What to do:
Pictures do not belong in the copy. Return all of the entries exactly.

Data to use:
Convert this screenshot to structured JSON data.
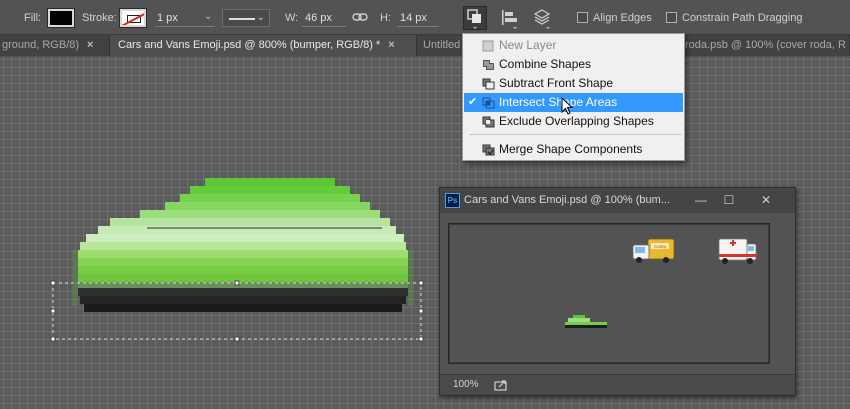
{
  "options_bar": {
    "fill_label": "Fill:",
    "stroke_label": "Stroke:",
    "stroke_width_value": "1 px",
    "width_label": "W:",
    "width_value": "46 px",
    "link_icon": "link-icon",
    "height_label": "H:",
    "height_value": "14 px",
    "path_operations_icon": "path-operations-icon",
    "path_alignment_icon": "path-alignment-icon",
    "path_arrangement_icon": "path-arrangement-icon",
    "align_edges_label": "Align Edges",
    "constrain_path_label": "Constrain Path Dragging",
    "fill_color": "#000000"
  },
  "tabs": [
    {
      "label": "ground, RGB/8)",
      "close": "×"
    },
    {
      "label": "Cars and Vans Emoji.psd @ 800% (bumper, RGB/8) *",
      "close": "×"
    },
    {
      "label": "Untitled"
    },
    {
      "label": "roda.psb @ 100% (cover roda, R"
    }
  ],
  "path_operations_menu": {
    "items": [
      {
        "label": "New Layer",
        "icon": "new-layer-icon",
        "disabled": true
      },
      {
        "label": "Combine Shapes",
        "icon": "combine-shapes-icon"
      },
      {
        "label": "Subtract Front Shape",
        "icon": "subtract-front-shape-icon"
      },
      {
        "label": "Intersect Shape Areas",
        "icon": "intersect-shape-areas-icon",
        "checked": true,
        "highlighted": true,
        "check": "✔"
      },
      {
        "label": "Exclude Overlapping Shapes",
        "icon": "exclude-overlapping-shapes-icon"
      },
      {
        "label": "Merge Shape Components",
        "icon": "merge-shape-components-icon"
      }
    ]
  },
  "document_window": {
    "logo": "Ps",
    "title": "Cars and Vans Emoji.psd @ 100% (bum...",
    "minimize": "—",
    "maximize": "☐",
    "close": "✕",
    "zoom_value": "100%",
    "share_icon": "share-icon",
    "van_sign_text": "Comp"
  },
  "colors": {
    "accent_highlight": "#3399ff",
    "car_green": "#6fcf3f",
    "car_light": "#c9eaa0",
    "bumper_dark": "#1c1c1c"
  }
}
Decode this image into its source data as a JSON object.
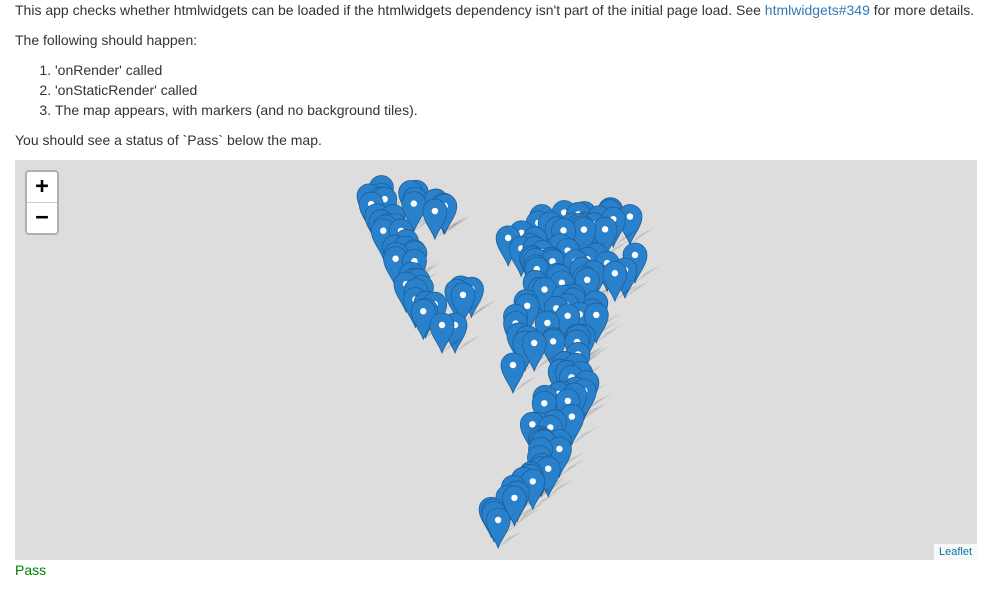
{
  "intro": {
    "text_before": "This app checks whether htmlwidgets can be loaded if the htmlwidgets dependency isn't part of the initial page load. See ",
    "link_text": "htmlwidgets#349",
    "text_after": " for more details."
  },
  "expect_heading": "The following should happen:",
  "steps": [
    "'onRender' called",
    "'onStaticRender' called",
    "The map appears, with markers (and no background tiles)."
  ],
  "status_note": "You should see a status of `Pass` below the map.",
  "map": {
    "zoom_in": "+",
    "zoom_out": "−",
    "attribution": "Leaflet",
    "marker_color": "#2a81cb"
  },
  "status": "Pass"
}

Right answer:
Convert this screenshot to structured JSON data.
{
  "options_bar": {
    "fill_label": "Fill:",
    "stroke_label": "Stroke:",
    "stroke_width_value": "1 px",
    "width_label": "W:",
    "width_value": "46 px",
    "link_icon": "link-icon",
    "height_label": "H:",
    "height_value": "14 px",
    "path_operations_icon": "path-operations-icon",
    "path_alignment_icon": "path-alignment-icon",
    "path_arrangement_icon": "path-arrangement-icon",
    "align_edges_label": "Align Edges",
    "constrain_path_label": "Constrain Path Dragging",
    "fill_color": "#000000"
  },
  "tabs": [
    {
      "label": "ground, RGB/8)",
      "close": "×"
    },
    {
      "label": "Cars and Vans Emoji.psd @ 800% (bumper, RGB/8) *",
      "close": "×"
    },
    {
      "label": "Untitled"
    },
    {
      "label": "roda.psb @ 100% (cover roda, R"
    }
  ],
  "path_operations_menu": {
    "items": [
      {
        "label": "New Layer",
        "icon": "new-layer-icon",
        "disabled": true
      },
      {
        "label": "Combine Shapes",
        "icon": "combine-shapes-icon"
      },
      {
        "label": "Subtract Front Shape",
        "icon": "subtract-front-shape-icon"
      },
      {
        "label": "Intersect Shape Areas",
        "icon": "intersect-shape-areas-icon",
        "checked": true,
        "highlighted": true,
        "check": "✔"
      },
      {
        "label": "Exclude Overlapping Shapes",
        "icon": "exclude-overlapping-shapes-icon"
      },
      {
        "label": "Merge Shape Components",
        "icon": "merge-shape-components-icon"
      }
    ]
  },
  "document_window": {
    "logo": "Ps",
    "title": "Cars and Vans Emoji.psd @ 100% (bum...",
    "minimize": "—",
    "maximize": "☐",
    "close": "✕",
    "zoom_value": "100%",
    "share_icon": "share-icon",
    "van_sign_text": "Comp"
  },
  "colors": {
    "accent_highlight": "#3399ff",
    "car_green": "#6fcf3f",
    "car_light": "#c9eaa0",
    "bumper_dark": "#1c1c1c"
  }
}
Decode this image into its source data as a JSON object.
{
  "intro": {
    "text_before": "This app checks whether htmlwidgets can be loaded if the htmlwidgets dependency isn't part of the initial page load. See ",
    "link_text": "htmlwidgets#349",
    "text_after": " for more details."
  },
  "expect_heading": "The following should happen:",
  "steps": [
    "'onRender' called",
    "'onStaticRender' called",
    "The map appears, with markers (and no background tiles)."
  ],
  "status_note": "You should see a status of `Pass` below the map.",
  "map": {
    "zoom_in": "+",
    "zoom_out": "−",
    "attribution": "Leaflet",
    "marker_color": "#2a81cb"
  },
  "status": "Pass"
}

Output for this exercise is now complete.